Write out the material exactly, with the pictures left out.

## Extracted entries
>>

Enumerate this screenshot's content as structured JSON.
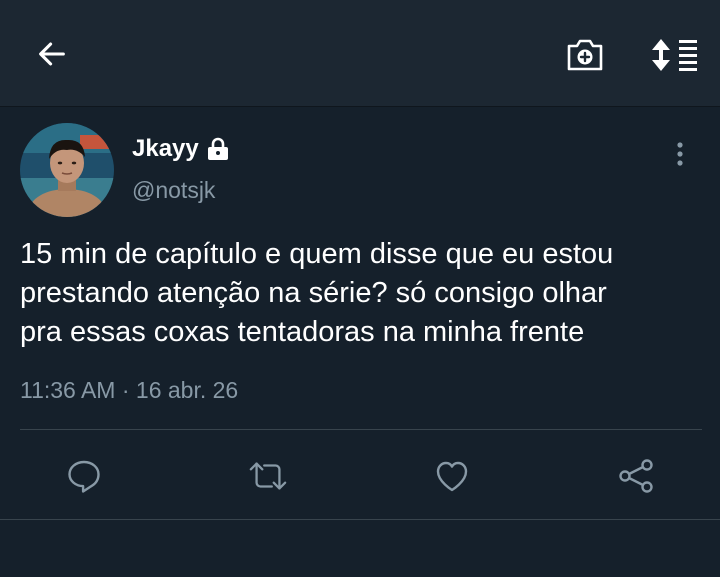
{
  "topbar": {
    "icons": [
      "back-arrow-icon",
      "camera-plus-icon",
      "sort-lines-icon"
    ]
  },
  "tweet": {
    "display_name": "Jkayy",
    "handle": "@notsjk",
    "protected_icon": "lock-icon",
    "text_lines": [
      "15 min de capítulo e quem disse que eu estou",
      "prestando atenção na série? só consigo olhar",
      "pra essas coxas tentadoras na minha frente"
    ],
    "timestamp": "11:36 AM · 16 abr. 26"
  },
  "actions": [
    "reply-icon",
    "retweet-icon",
    "like-icon",
    "share-icon"
  ],
  "colors": {
    "background": "#15202b",
    "topbar": "#1c2732",
    "secondary_text": "#8899a6",
    "divider": "#38444d"
  }
}
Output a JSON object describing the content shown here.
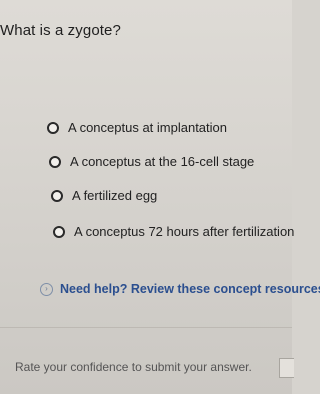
{
  "question": {
    "text": "What is a zygote?"
  },
  "options": [
    {
      "label": "A conceptus at implantation"
    },
    {
      "label": "A conceptus at the 16-cell stage"
    },
    {
      "label": "A fertilized egg"
    },
    {
      "label": "A conceptus 72 hours after fertilization"
    }
  ],
  "help": {
    "label": "Need help? Review these concept resources."
  },
  "confidence": {
    "label": "Rate your confidence to submit your answer."
  },
  "colors": {
    "link": "#2b4f8f",
    "background": "#d6d3ce"
  }
}
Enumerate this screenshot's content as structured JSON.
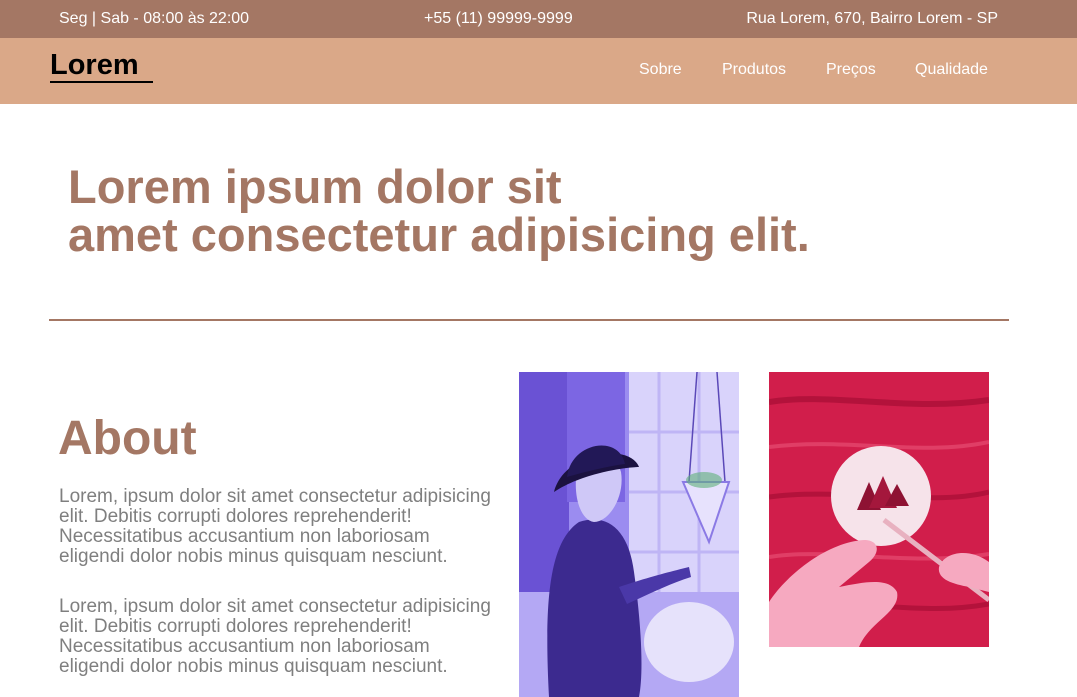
{
  "topbar": {
    "hours": "Seg | Sab - 08:00 às 22:00",
    "phone": "+55 (11) 99999-9999",
    "address": "Rua Lorem, 670, Bairro Lorem - SP"
  },
  "navbar": {
    "logo": "Lorem",
    "links": [
      "Sobre",
      "Produtos",
      "Preços",
      "Qualidade"
    ]
  },
  "hero": {
    "line1": "Lorem ipsum dolor sit",
    "line2": "amet consectetur adipisicing elit."
  },
  "about": {
    "heading": "About",
    "paragraphs": [
      "Lorem, ipsum dolor sit amet consectetur adipisicing elit. Debitis corrupti dolores reprehenderit! Necessitatibus accusantium non laboriosam eligendi dolor nobis minus quisquam nesciunt.",
      "Lorem, ipsum dolor sit amet consectetur adipisicing elit. Debitis corrupti dolores reprehenderit! Necessitatibus accusantium non laboriosam eligendi dolor nobis minus quisquam nesciunt."
    ]
  },
  "images": [
    {
      "name": "woman-in-hat-photo",
      "tint": "#8f7ce6"
    },
    {
      "name": "hands-painting-photo",
      "tint": "#d11e4b"
    }
  ],
  "colors": {
    "topbar": "#a47764",
    "navbar": "#daa888",
    "accent": "#a47764",
    "body_text": "#7f7f7f"
  }
}
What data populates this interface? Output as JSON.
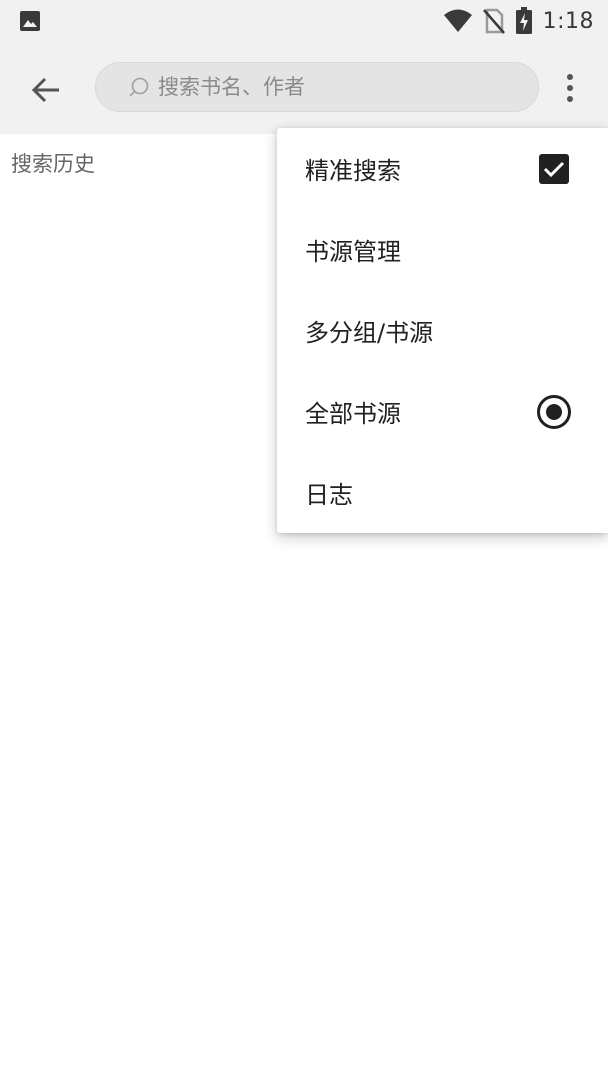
{
  "status_bar": {
    "time": "1:18",
    "icons": [
      "gallery-icon",
      "wifi-icon",
      "no-sim-icon",
      "battery-charging-icon"
    ]
  },
  "toolbar": {
    "back_icon": "arrow-left-icon",
    "search": {
      "placeholder": "搜索书名、作者",
      "value": ""
    },
    "more_icon": "more-vertical-icon"
  },
  "content": {
    "history_label": "搜索历史"
  },
  "menu": {
    "items": [
      {
        "label": "精准搜索",
        "control": "checkbox",
        "checked": true
      },
      {
        "label": "书源管理",
        "control": "none"
      },
      {
        "label": "多分组/书源",
        "control": "none"
      },
      {
        "label": "全部书源",
        "control": "radio",
        "checked": true
      },
      {
        "label": "日志",
        "control": "none"
      }
    ]
  },
  "colors": {
    "toolbar_bg": "#f1f1f1",
    "search_bg": "#e4e4e4",
    "menu_text": "#212121",
    "history_text": "#666666"
  }
}
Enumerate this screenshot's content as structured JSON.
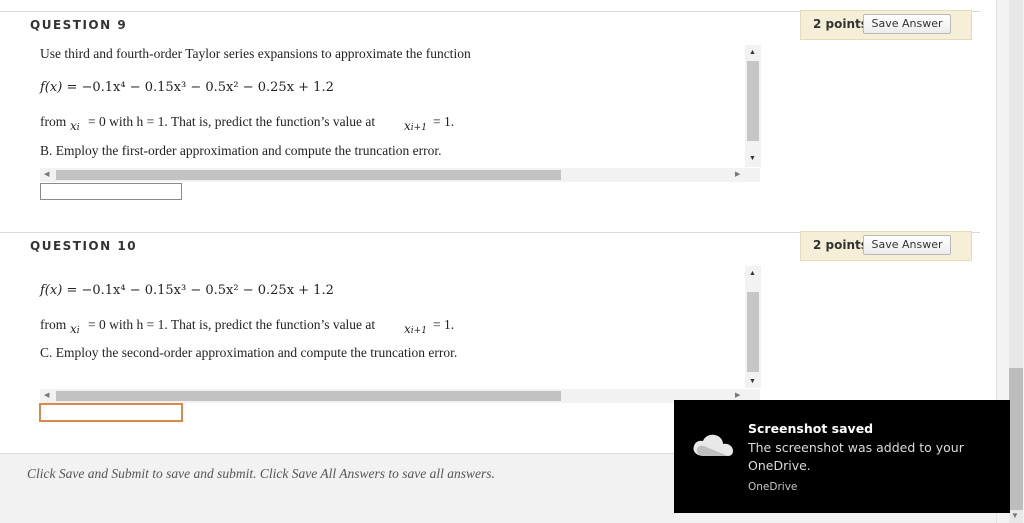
{
  "questions": [
    {
      "title": "QUESTION 9",
      "points": "2 points",
      "save_label": "Save Answer",
      "intro": "Use third and fourth-order Taylor series expansions to approximate the function",
      "function": {
        "fx": "f(x)",
        "rhs": "= −0.1x⁴ − 0.15x³ − 0.5x² − 0.25x + 1.2"
      },
      "from_line": {
        "from": "from",
        "xi": "x",
        "xi_sub": "i",
        "middle": "= 0 with h = 1. That is, predict the function’s value at",
        "xi1": "x",
        "xi1_sub": "i+1",
        "end": "= 1."
      },
      "part": "B. Employ the first-order approximation and compute the truncation error."
    },
    {
      "title": "QUESTION 10",
      "points": "2 points",
      "save_label": "Save Answer",
      "function": {
        "fx": "f(x)",
        "rhs": "= −0.1x⁴ − 0.15x³ − 0.5x² − 0.25x + 1.2"
      },
      "from_line": {
        "from": "from",
        "xi": "x",
        "xi_sub": "i",
        "middle": "= 0 with h = 1. That is, predict the function’s value at",
        "xi1": "x",
        "xi1_sub": "i+1",
        "end": "= 1."
      },
      "part": "C. Employ the second-order approximation and compute the truncation error."
    }
  ],
  "footer": {
    "text": "Click Save and Submit to save and submit. Click Save All Answers to save all answers."
  },
  "toast": {
    "title": "Screenshot saved",
    "body": "The screenshot was added to your OneDrive.",
    "app": "OneDrive",
    "icon": "onedrive-cloud-icon",
    "bg_color": "#000000"
  }
}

<<

## Answer
Enumerate this screenshot's content as structured JSON.
{
  "topbar": {
    "icons": [
      "back-arrow-icon",
      "camera-plus-icon",
      "sort-lines-icon"
    ]
  },
  "tweet": {
    "display_name": "Jkayy",
    "handle": "@notsjk",
    "protected_icon": "lock-icon",
    "text_lines": [
      "15 min de capítulo e quem disse que eu estou",
      "prestando atenção na série? só consigo olhar",
      "pra essas coxas tentadoras na minha frente"
    ],
    "timestamp": "11:36 AM · 16 abr. 26"
  },
  "actions": [
    "reply-icon",
    "retweet-icon",
    "like-icon",
    "share-icon"
  ],
  "colors": {
    "background": "#15202b",
    "topbar": "#1c2732",
    "secondary_text": "#8899a6",
    "divider": "#38444d"
  }
}
Output a JSON object describing the content shown here.
{
  "question": {
    "text": "What is a zygote?"
  },
  "options": [
    {
      "label": "A conceptus at implantation"
    },
    {
      "label": "A conceptus at the 16-cell stage"
    },
    {
      "label": "A fertilized egg"
    },
    {
      "label": "A conceptus 72 hours after fertilization"
    }
  ],
  "help": {
    "label": "Need help? Review these concept resources."
  },
  "confidence": {
    "label": "Rate your confidence to submit your answer."
  },
  "colors": {
    "link": "#2b4f8f",
    "background": "#d6d3ce"
  }
}
Enumerate this screenshot's content as structured JSON.
{
  "topbar": {
    "hours": "Seg | Sab - 08:00 às 22:00",
    "phone": "+55 (11) 99999-9999",
    "address": "Rua Lorem, 670, Bairro Lorem - SP"
  },
  "navbar": {
    "logo": "Lorem",
    "links": [
      "Sobre",
      "Produtos",
      "Preços",
      "Qualidade"
    ]
  },
  "hero": {
    "line1": "Lorem ipsum dolor sit",
    "line2": "amet consectetur adipisicing elit."
  },
  "about": {
    "heading": "About",
    "paragraphs": [
      "Lorem, ipsum dolor sit amet consectetur adipisicing elit. Debitis corrupti dolores reprehenderit! Necessitatibus accusantium non laboriosam eligendi dolor nobis minus quisquam nesciunt.",
      "Lorem, ipsum dolor sit amet consectetur adipisicing elit. Debitis corrupti dolores reprehenderit! Necessitatibus accusantium non laboriosam eligendi dolor nobis minus quisquam nesciunt."
    ]
  },
  "images": [
    {
      "name": "woman-in-hat-photo",
      "tint": "#8f7ce6"
    },
    {
      "name": "hands-painting-photo",
      "tint": "#d11e4b"
    }
  ],
  "colors": {
    "topbar": "#a47764",
    "navbar": "#daa888",
    "accent": "#a47764",
    "body_text": "#7f7f7f"
  }
}
What data populates this interface? Output as JSON.
{
  "status_bar": {
    "time": "1:18",
    "icons": [
      "gallery-icon",
      "wifi-icon",
      "no-sim-icon",
      "battery-charging-icon"
    ]
  },
  "toolbar": {
    "back_icon": "arrow-left-icon",
    "search": {
      "placeholder": "搜索书名、作者",
      "value": ""
    },
    "more_icon": "more-vertical-icon"
  },
  "content": {
    "history_label": "搜索历史"
  },
  "menu": {
    "items": [
      {
        "label": "精准搜索",
        "control": "checkbox",
        "checked": true
      },
      {
        "label": "书源管理",
        "control": "none"
      },
      {
        "label": "多分组/书源",
        "control": "none"
      },
      {
        "label": "全部书源",
        "control": "radio",
        "checked": true
      },
      {
        "label": "日志",
        "control": "none"
      }
    ]
  },
  "colors": {
    "toolbar_bg": "#f1f1f1",
    "search_bg": "#e4e4e4",
    "menu_text": "#212121",
    "history_text": "#666666"
  }
}
Enumerate this screenshot's content as structured JSON.
{
  "questions": [
    {
      "title": "QUESTION 9",
      "points": "2 points",
      "save_label": "Save Answer",
      "intro": "Use third and fourth-order Taylor series expansions to approximate the function",
      "function": {
        "fx": "f(x)",
        "rhs": "= −0.1x⁴ − 0.15x³ − 0.5x² − 0.25x + 1.2"
      },
      "from_line": {
        "from": "from",
        "xi": "x",
        "xi_sub": "i",
        "middle": "= 0 with h = 1. That is, predict the function’s value at",
        "xi1": "x",
        "xi1_sub": "i+1",
        "end": "= 1."
      },
      "part": "B. Employ the first-order approximation and compute the truncation error."
    },
    {
      "title": "QUESTION 10",
      "points": "2 points",
      "save_label": "Save Answer",
      "function": {
        "fx": "f(x)",
        "rhs": "= −0.1x⁴ − 0.15x³ − 0.5x² − 0.25x + 1.2"
      },
      "from_line": {
        "from": "from",
        "xi": "x",
        "xi_sub": "i",
        "middle": "= 0 with h = 1. That is, predict the function’s value at",
        "xi1": "x",
        "xi1_sub": "i+1",
        "end": "= 1."
      },
      "part": "C. Employ the second-order approximation and compute the truncation error."
    }
  ],
  "footer": {
    "text": "Click Save and Submit to save and submit. Click Save All Answers to save all answers."
  },
  "toast": {
    "title": "Screenshot saved",
    "body": "The screenshot was added to your OneDrive.",
    "app": "OneDrive",
    "icon": "onedrive-cloud-icon",
    "bg_color": "#000000"
  }
}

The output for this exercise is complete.